Written task A → In the records, convert the lines from the line with "Identify all the" to the line with "y-tick-label: 0.1 xyxy=(65,279,89,298)" into a Markdown table with the columns Row and Line. Leave out the pictures.

— start of Provided text —

The applicant was an employee of the G. I. P. Railway (respondents). Between 7-3-1949, and 5-5-1949, he was detained by the police under the Public Security Measure's Act and was prevented from discharging his duty. He was reinstated on 29-9-1950, but he was not paid his full wages for the period from 5-5-1949, to 29-9-1950. The applicant applied to the Payment of Wages Authority claiming his full wages for the above period. The Authority ordered that he be paid his full wages amounting to Rs 736-4-0.
On appeal by the respondents the District Judge held that the Authority had no jurisdiction to decide the question whether the suspension of the applicant was rightful or wrongful and he, therefore) set aside the order passed by the Authority.
The applicant applied to the High Court. The application was heard by Chagla C. J., who sent the matter back to the District Judge for decision on merits on 13-12-1951, observing that, in deciding whether the suspension was rightful or wrongful the Authority was acting with jurisdiction, however erroneous iis decision might be on merits.
The matter came before the District Judge, who decided the case substantially in favour of the applicant on merits but held that part of the claim was timebarred and that in respect thereof the Authority had wrongly condoned the delay in making the original application under Section 15 of the Payment of Wages Act. The District Judge modified the order of the Authority and directed the respondents to pay to the applicant Rs. 217-8-0.
1. This matter came before me on 13-12-1951. The learned District Judge had taken the view that the decision of the Authority under the Payment of Wages Act directing the employer to pay certain wages to his employee was incompetent inasmuch as the Authority had no jurisdiction to decide the question whether the suspension of the employee was rightful or wrongful. Having taken that view the learned District Judge did not decide the appeal on merits. I, therefore, Sent the matter back to him and directed him to decide the appeal on merits.
The learned District Judge decided in favour of the employee on merits, but he held that part of the claim of the employee was barred inasmuch as the Authority had wrongly condoned the delay in making the original application under Section 15 of the Payment of Wages Act, and therefore, he allowed the claim of the employee only in part. It is from that decision that this revision application is preferred, and the first contention urged by Mr. Latifi is that the learned District Judge had no jurisdiction to reverse in appeal a decision of the Authority condoning the delay on the part of the employee.
2. In order to decide this point it is necessary to look at the scheme of the Payment of Wages Act. Sub-section (2) of Section 15 provides that where contrary to the provisions of the Act any deduction has been made from the wages of an employed person, or any payment of wages has been delayed, such person may apply to the Authority for a direction under Sub-section (3). The first proviso to this Sub-section lays down the period of limitation and that period is that the application must be presented within six months from the date on which the deduction from the wages was made or from the date on which the payment of the wages was due to be made, as the case may be. Then there is a second proviso to this Sub-section and that is that any application may be admitted after the said period of six months when the applicant satisfies the Authority that he had sufficient cause (or not making the application within such period.

— end of Provided text —
— start of Task material —

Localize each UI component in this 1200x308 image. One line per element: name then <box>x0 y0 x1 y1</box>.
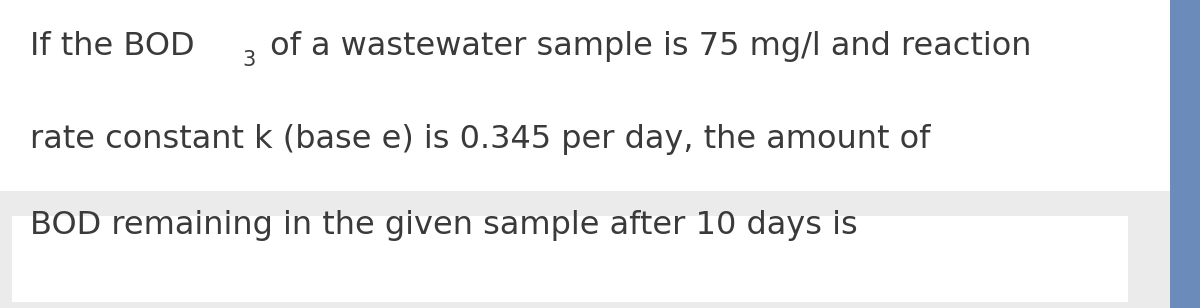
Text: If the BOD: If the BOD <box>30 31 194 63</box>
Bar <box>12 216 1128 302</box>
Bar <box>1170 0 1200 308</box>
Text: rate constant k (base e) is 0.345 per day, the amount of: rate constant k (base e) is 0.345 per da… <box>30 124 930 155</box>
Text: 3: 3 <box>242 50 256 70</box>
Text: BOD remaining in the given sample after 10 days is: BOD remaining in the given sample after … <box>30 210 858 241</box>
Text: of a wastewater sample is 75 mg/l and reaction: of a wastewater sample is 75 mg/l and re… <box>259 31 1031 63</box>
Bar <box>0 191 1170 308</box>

— end of Task material —
— start of Task material —

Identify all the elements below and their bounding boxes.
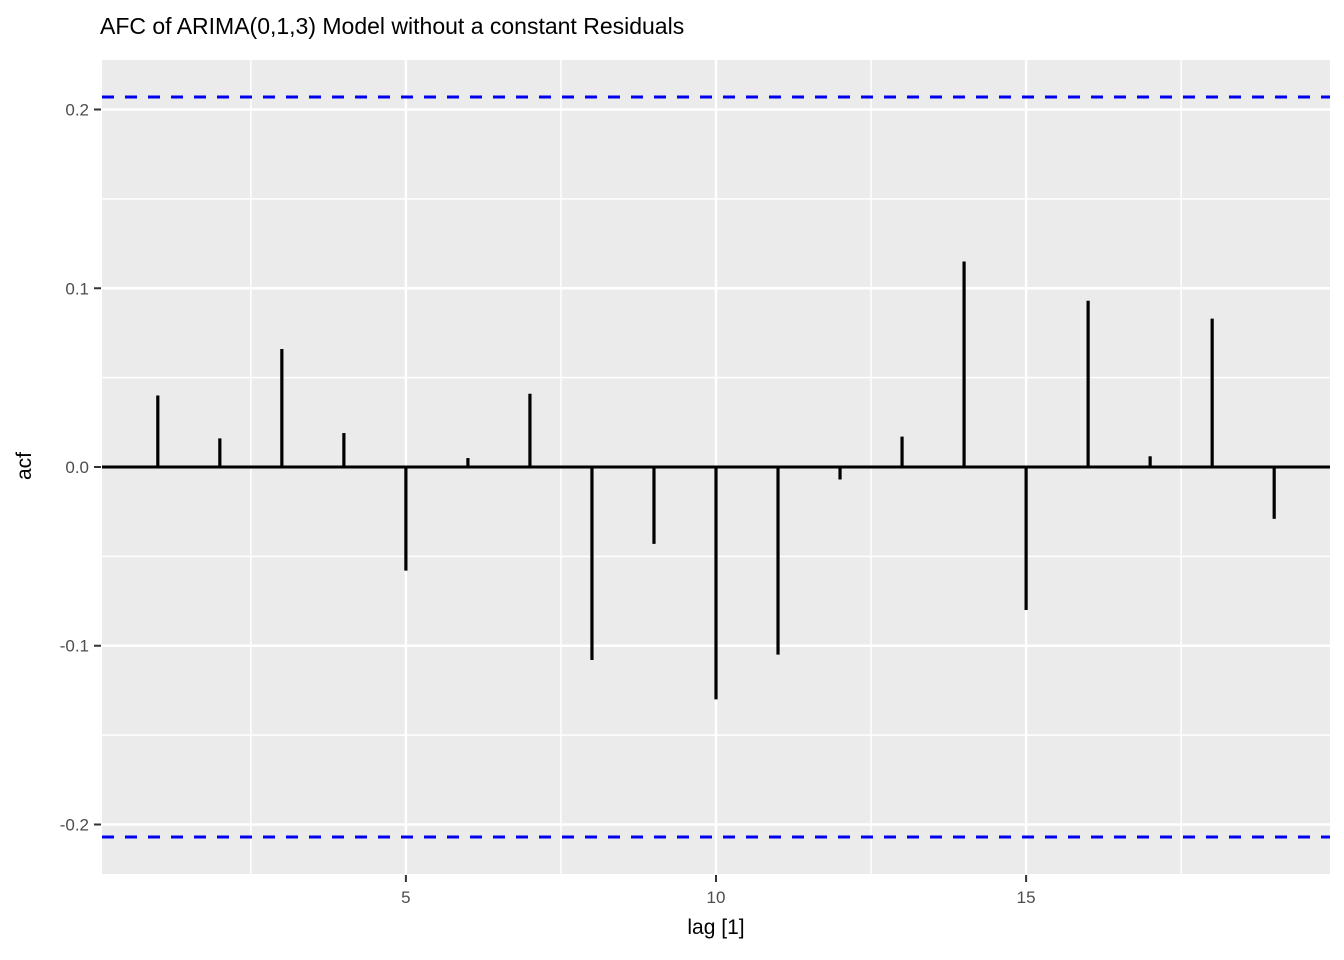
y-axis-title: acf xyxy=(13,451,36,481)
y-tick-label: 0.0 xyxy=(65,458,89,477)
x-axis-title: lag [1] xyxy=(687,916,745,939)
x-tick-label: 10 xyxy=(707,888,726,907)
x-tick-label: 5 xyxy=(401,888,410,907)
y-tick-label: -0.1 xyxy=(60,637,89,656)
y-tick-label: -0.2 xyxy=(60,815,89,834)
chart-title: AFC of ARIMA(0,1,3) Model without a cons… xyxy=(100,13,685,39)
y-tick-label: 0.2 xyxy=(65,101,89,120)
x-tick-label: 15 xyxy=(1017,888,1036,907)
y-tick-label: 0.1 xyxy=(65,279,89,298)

— end of Task material —

Written task B → Reproduce the passage of the Payment of Wages judgment from "On appeal by" to "be on merits.".

Complete answer A →
| Row | Line |
|---|---|
| 1 | Identify all the elements below and their bounding boxes. |
| 2 | y-axis-title: acf xyxy=(13,451,36,481) |
| 3 | y-tick-label: 0.0 xyxy=(65,458,89,477) |
| 4 | x-axis-title: lag [1] xyxy=(687,916,745,939) |
| 5 | x-tick-label: 10 xyxy=(707,888,726,907) |
| 6 | x-tick-label: 5 xyxy=(401,888,410,907) |
| 7 | y-tick-label: -0.1 xyxy=(60,637,89,656) |
| 8 | y-tick-label: -0.2 xyxy=(60,815,89,834) |
| 9 | chart-title: AFC of ARIMA(0,1,3) Model without a cons… xyxy=(100,13,685,39) |
| 10 | y-tick-label: 0.2 xyxy=(65,101,89,120) |
| 11 | x-tick-label: 15 xyxy=(1017,888,1036,907) |
| 12 | y-tick-label: 0.1 xyxy=(65,279,89,298) |

Complete answer B →
On appeal by the respondents the District Judge held that the Authority had no jurisdiction to decide the question whether the suspension of the applicant was rightful or wrongful and he, therefore) set aside the order passed by the Authority.
The applicant applied to the High Court. The application was heard by Chagla C. J., who sent the matter back to the District Judge for decision on merits on 13-12-1951, observing that, in deciding whether the suspension was rightful or wrongful the Authority was acting with jurisdiction, however erroneous iis decision might be on merits.